* _Exercise goal_
Restate the listing below word for word, omitting any images.

* _Records_

----------------

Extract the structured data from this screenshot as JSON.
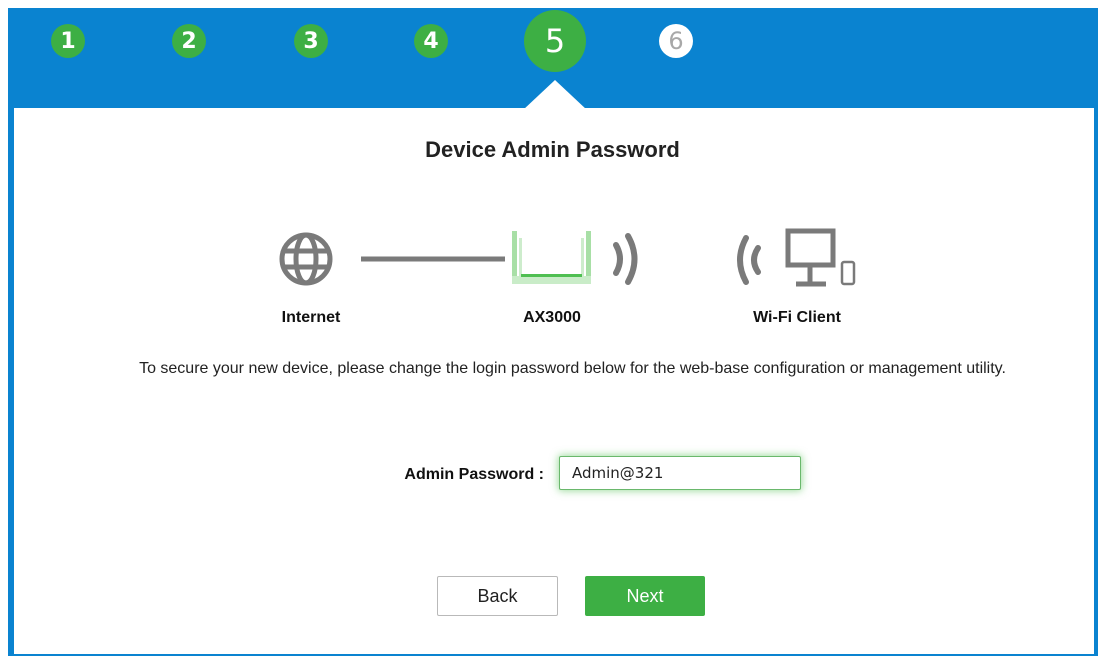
{
  "steps": [
    {
      "label": "1",
      "state": "done"
    },
    {
      "label": "2",
      "state": "done"
    },
    {
      "label": "3",
      "state": "done"
    },
    {
      "label": "4",
      "state": "done"
    },
    {
      "label": "5",
      "state": "current"
    },
    {
      "label": "6",
      "state": "todo"
    }
  ],
  "page_title": "Device Admin Password",
  "diagram": {
    "internet_label": "Internet",
    "device_label": "AX3000",
    "client_label": "Wi-Fi Client",
    "icons": [
      "globe-icon",
      "router-icon",
      "wifi-signal-icon",
      "computer-icon",
      "phone-icon"
    ]
  },
  "description": "To secure your new device, please change the login password below for the web-base configuration or management utility.",
  "form": {
    "admin_password_label": "Admin Password :",
    "admin_password_value": "Admin@321"
  },
  "buttons": {
    "back": "Back",
    "next": "Next"
  },
  "colors": {
    "header_blue": "#0a83d0",
    "accent_green": "#3daf44"
  }
}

----------------

* _Solution for this task_
Extract the structured data from this screenshot as JSON.
{
  "steps": [
    {
      "label": "1",
      "state": "done"
    },
    {
      "label": "2",
      "state": "done"
    },
    {
      "label": "3",
      "state": "done"
    },
    {
      "label": "4",
      "state": "done"
    },
    {
      "label": "5",
      "state": "current"
    },
    {
      "label": "6",
      "state": "todo"
    }
  ],
  "page_title": "Device Admin Password",
  "diagram": {
    "internet_label": "Internet",
    "device_label": "AX3000",
    "client_label": "Wi-Fi Client",
    "icons": [
      "globe-icon",
      "router-icon",
      "wifi-signal-icon",
      "computer-icon",
      "phone-icon"
    ]
  },
  "description": "To secure your new device, please change the login password below for the web-base configuration or management utility.",
  "form": {
    "admin_password_label": "Admin Password :",
    "admin_password_value": "Admin@321"
  },
  "buttons": {
    "back": "Back",
    "next": "Next"
  },
  "colors": {
    "header_blue": "#0a83d0",
    "accent_green": "#3daf44"
  }
}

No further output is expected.